___ INPUT DATA
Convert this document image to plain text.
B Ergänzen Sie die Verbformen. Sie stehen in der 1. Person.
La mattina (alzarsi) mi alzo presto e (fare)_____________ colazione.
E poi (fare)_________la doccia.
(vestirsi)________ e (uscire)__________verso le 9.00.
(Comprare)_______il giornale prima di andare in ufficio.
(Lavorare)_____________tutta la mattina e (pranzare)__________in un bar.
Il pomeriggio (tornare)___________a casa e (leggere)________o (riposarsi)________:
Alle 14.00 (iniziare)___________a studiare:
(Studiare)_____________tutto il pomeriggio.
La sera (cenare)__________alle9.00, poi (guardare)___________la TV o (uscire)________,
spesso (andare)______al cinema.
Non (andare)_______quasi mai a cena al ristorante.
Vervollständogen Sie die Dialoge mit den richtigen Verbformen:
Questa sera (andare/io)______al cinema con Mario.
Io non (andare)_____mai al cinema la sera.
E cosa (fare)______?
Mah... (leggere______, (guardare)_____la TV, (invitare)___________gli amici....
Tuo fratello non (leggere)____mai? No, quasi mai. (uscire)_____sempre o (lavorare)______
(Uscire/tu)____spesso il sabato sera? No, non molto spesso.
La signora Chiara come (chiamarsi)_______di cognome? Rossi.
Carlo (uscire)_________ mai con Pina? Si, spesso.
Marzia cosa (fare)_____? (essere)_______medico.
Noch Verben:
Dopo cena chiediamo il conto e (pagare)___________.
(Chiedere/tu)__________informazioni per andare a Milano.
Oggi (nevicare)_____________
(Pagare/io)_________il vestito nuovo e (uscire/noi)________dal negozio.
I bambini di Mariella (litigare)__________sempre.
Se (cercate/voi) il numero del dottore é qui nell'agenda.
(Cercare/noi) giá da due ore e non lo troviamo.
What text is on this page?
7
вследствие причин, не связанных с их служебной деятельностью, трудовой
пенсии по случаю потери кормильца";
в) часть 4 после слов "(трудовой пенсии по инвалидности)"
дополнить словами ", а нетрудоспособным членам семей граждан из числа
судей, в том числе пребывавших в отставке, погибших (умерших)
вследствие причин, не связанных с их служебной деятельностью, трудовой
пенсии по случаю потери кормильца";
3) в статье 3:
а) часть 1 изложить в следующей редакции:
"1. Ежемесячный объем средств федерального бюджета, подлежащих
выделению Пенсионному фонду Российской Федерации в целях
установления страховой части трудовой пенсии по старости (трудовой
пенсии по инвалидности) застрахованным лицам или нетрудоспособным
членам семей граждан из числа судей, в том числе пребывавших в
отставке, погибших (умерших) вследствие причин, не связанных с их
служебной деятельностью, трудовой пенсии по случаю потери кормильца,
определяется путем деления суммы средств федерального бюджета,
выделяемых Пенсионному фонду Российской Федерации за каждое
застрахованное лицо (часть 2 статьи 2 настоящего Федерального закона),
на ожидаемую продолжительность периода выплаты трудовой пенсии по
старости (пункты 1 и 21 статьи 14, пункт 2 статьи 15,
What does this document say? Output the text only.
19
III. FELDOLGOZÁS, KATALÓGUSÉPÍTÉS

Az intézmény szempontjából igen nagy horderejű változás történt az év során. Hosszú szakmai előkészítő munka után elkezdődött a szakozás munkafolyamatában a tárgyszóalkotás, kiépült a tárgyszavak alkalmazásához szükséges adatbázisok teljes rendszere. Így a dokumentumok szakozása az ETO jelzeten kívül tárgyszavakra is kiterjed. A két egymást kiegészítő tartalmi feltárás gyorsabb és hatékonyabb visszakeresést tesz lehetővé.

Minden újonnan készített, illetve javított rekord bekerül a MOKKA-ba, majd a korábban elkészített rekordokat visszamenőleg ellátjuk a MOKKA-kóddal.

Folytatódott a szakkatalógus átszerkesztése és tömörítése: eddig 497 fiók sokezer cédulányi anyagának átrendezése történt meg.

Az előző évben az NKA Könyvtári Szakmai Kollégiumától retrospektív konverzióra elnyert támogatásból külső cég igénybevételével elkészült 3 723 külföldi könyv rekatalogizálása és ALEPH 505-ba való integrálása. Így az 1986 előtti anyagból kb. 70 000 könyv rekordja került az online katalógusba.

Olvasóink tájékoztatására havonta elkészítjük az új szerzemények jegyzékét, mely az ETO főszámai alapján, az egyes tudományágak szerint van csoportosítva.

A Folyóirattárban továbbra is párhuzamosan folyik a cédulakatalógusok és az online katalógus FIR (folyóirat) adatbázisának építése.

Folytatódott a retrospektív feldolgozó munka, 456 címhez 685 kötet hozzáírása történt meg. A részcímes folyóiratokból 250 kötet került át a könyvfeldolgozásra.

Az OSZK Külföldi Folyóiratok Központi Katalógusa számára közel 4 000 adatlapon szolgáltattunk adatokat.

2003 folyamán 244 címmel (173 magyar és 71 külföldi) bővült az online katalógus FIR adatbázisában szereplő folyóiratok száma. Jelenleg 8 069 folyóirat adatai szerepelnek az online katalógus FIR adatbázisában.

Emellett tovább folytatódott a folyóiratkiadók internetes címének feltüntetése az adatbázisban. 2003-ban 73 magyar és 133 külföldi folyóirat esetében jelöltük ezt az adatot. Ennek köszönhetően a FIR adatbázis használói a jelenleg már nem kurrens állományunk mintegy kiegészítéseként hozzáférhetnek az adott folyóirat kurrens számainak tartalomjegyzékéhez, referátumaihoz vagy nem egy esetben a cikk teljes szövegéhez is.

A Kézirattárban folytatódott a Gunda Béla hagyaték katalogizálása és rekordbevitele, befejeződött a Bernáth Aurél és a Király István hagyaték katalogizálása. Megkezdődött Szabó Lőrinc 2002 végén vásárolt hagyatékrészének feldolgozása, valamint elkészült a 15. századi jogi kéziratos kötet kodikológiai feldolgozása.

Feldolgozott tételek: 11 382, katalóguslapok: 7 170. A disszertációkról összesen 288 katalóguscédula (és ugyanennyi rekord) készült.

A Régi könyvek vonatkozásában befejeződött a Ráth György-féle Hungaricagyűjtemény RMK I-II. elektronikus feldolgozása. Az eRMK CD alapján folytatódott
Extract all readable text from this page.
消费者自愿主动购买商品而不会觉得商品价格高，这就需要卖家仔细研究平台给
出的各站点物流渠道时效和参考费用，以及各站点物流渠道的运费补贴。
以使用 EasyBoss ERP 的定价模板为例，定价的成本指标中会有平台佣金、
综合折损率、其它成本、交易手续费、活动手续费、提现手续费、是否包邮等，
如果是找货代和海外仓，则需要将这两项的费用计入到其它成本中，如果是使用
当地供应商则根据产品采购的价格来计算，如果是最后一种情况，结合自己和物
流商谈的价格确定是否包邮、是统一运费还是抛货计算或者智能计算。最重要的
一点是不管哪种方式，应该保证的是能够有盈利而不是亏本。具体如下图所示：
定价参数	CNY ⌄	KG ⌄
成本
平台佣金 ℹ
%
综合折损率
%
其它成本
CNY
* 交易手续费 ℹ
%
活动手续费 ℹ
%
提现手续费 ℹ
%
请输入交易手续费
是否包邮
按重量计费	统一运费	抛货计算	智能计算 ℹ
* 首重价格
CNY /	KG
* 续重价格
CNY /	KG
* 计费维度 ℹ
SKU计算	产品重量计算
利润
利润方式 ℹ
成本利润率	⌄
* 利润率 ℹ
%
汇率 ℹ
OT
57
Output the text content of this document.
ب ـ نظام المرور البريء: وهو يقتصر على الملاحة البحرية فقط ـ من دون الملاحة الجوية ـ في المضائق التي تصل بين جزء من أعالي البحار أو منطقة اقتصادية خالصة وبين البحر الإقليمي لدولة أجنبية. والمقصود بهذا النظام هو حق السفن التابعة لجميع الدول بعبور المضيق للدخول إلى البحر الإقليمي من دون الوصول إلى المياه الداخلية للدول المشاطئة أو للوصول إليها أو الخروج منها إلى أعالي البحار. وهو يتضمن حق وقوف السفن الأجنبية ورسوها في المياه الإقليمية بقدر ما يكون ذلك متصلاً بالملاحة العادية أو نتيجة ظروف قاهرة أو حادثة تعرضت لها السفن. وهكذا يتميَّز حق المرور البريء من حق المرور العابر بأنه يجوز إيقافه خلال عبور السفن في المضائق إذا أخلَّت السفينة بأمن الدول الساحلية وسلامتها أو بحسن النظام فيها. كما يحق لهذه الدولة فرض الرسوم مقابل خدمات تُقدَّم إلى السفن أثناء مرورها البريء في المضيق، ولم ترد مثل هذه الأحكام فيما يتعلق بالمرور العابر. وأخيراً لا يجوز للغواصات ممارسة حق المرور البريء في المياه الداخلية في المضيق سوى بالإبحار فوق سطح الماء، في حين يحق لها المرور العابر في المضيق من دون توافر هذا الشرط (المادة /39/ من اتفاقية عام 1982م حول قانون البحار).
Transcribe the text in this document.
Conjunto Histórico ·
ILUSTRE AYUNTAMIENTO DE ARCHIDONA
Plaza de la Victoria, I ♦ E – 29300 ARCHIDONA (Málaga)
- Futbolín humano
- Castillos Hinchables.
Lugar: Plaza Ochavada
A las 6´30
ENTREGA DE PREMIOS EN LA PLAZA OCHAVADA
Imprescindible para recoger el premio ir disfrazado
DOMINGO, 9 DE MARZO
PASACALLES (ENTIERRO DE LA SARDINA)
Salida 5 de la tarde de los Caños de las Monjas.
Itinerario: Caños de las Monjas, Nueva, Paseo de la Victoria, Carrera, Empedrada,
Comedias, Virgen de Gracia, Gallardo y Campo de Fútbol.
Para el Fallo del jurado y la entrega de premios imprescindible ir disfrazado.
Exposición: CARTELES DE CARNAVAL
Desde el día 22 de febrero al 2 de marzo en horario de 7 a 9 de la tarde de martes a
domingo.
______
WRITTEN REQUEST -> Return every line of the preceding records in which the word "spesso" appears.

THE COMPLETED TASK ->
spesso (andare)______al cinema.
(Uscire/tu)____spesso il sabato sera? No, non molto spesso.
Carlo (uscire)_________ mai con Pina? Si, spesso.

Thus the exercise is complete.